# OBJECTIVE
Transcribe word for word the passage of the audit logging guide below that opens with the words containing "timestamp: ISO 8601" and closes with "(execute, query, etc.)".

# SELECTED PASSAGE

>> begin

Audit Logging Guide

Audit logging is critical for security monitoring, compliance, incident response, and forensics. AgentWeave provides comprehensive audit logging for all security-relevant events.

Audit Logging Guide

What Gets Logged

AgentWeave logs security-relevant events at multiple layers:

1. Authorization Decisions

Every authorization check is logged:

{
  "timestamp": "2024-01-15T10:30:00.123Z",
  "level": "info",
  "event_type": "authorization",
  "caller_spiffe_id": "spiffe://example.com/agent/api-gateway/prod",
  "callee_spiffe_id": "spiffe://example.com/agent/data-processor/prod",
  "capability": "process_data",
  "action": "execute",
  "decision": "allow",
  "reason": "same_trust_domain",
  "trace_id": "a1b2c3d4-e5f6-7890-abcd-ef1234567890",
  "span_id": "1234567890abcdef"
}

Logged fields:

timestamp: ISO 8601 timestamp with milliseconds
event_type: Type of event (authorization, capability_call, etc.)
caller_spiffe_id: Who made the request
callee_spiffe_id: Who received the request
capability: Capability being invoked
action: Specific action (execute, query, etc.)
decision: allow or deny
reason: Why access was allowed/denied (from OPA)

>> end

# DATA
>> begin

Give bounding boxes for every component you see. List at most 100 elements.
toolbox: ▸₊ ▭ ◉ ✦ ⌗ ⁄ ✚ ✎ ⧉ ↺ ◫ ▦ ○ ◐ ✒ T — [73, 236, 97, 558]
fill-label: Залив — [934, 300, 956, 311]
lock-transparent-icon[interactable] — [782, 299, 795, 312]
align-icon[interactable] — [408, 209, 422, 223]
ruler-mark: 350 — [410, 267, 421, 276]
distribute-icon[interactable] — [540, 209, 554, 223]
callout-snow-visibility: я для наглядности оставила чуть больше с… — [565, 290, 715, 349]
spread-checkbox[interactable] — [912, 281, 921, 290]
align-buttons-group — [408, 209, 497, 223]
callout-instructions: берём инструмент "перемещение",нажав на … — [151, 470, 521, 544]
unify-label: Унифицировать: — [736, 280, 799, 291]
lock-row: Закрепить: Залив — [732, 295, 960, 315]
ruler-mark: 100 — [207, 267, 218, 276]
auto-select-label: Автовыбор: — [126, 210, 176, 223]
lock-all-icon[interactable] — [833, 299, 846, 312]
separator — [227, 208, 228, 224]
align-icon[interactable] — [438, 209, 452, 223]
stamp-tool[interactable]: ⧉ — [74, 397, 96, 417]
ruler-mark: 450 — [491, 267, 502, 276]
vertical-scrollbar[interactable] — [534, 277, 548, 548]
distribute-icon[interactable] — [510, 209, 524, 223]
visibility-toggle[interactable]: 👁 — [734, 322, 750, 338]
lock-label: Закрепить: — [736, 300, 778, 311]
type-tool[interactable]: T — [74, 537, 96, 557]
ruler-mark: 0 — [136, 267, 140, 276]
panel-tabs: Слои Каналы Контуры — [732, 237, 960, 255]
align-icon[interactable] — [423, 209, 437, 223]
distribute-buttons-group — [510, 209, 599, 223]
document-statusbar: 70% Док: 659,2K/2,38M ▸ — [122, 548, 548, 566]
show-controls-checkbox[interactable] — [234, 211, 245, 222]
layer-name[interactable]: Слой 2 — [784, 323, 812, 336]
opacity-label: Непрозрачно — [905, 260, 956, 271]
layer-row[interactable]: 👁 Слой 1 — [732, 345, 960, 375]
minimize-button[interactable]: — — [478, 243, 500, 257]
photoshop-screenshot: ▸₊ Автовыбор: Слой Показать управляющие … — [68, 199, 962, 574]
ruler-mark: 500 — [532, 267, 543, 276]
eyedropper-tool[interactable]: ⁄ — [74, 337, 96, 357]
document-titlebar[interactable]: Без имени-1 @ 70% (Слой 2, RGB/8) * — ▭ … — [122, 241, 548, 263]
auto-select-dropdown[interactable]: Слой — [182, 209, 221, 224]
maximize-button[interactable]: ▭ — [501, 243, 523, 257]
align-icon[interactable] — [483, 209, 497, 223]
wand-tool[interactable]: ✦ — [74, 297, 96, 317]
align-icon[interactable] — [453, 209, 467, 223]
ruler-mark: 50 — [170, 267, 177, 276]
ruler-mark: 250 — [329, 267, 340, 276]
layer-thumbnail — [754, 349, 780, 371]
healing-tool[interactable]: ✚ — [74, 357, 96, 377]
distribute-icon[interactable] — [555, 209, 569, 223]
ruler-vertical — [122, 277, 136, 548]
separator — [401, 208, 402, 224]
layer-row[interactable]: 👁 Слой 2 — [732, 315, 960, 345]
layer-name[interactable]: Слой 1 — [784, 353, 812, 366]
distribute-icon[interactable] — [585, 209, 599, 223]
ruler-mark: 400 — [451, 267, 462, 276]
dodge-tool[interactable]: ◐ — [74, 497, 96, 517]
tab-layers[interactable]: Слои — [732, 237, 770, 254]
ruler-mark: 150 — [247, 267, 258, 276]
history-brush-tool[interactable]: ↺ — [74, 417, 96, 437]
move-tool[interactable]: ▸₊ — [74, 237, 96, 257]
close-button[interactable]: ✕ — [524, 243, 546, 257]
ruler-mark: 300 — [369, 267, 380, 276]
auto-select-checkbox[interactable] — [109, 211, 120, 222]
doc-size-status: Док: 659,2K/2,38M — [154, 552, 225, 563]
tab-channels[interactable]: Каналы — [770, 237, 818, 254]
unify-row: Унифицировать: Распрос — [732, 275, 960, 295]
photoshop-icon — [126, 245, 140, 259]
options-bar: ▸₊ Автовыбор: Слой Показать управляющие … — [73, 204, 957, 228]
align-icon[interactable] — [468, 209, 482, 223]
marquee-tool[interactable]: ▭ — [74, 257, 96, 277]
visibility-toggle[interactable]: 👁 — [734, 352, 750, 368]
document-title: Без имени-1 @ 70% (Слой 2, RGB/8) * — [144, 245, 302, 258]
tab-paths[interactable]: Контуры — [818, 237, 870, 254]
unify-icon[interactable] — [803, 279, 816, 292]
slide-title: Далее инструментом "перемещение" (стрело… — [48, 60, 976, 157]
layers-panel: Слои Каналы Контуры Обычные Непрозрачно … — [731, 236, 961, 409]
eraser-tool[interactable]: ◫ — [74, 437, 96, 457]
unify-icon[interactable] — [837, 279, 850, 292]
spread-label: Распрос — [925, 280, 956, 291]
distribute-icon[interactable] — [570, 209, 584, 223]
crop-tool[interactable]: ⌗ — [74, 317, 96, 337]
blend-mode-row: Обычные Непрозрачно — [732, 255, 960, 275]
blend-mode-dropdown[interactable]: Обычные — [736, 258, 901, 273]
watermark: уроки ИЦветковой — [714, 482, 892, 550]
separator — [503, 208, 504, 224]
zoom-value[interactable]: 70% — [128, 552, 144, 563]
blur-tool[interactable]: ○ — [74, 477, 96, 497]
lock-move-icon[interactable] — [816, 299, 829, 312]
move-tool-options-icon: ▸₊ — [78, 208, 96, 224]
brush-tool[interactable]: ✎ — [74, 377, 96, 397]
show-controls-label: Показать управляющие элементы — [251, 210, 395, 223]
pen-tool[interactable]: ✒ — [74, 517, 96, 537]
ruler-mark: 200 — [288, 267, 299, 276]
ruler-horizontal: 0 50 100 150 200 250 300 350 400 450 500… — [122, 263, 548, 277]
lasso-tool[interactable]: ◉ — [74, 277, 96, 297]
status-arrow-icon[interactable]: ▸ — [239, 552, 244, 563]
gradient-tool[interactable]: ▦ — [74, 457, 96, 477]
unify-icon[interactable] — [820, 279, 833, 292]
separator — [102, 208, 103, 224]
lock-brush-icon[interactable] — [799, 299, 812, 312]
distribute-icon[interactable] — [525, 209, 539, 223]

>> end

# EXERCISE RESPONSE
timestamp: ISO 8601 timestamp with milliseconds
event_type: Type of event (authorization, capability_call, etc.)
caller_spiffe_id: Who made the request
callee_spiffe_id: Who received the request
capability: Capability being invoked
action: Specific action (execute, query, etc.)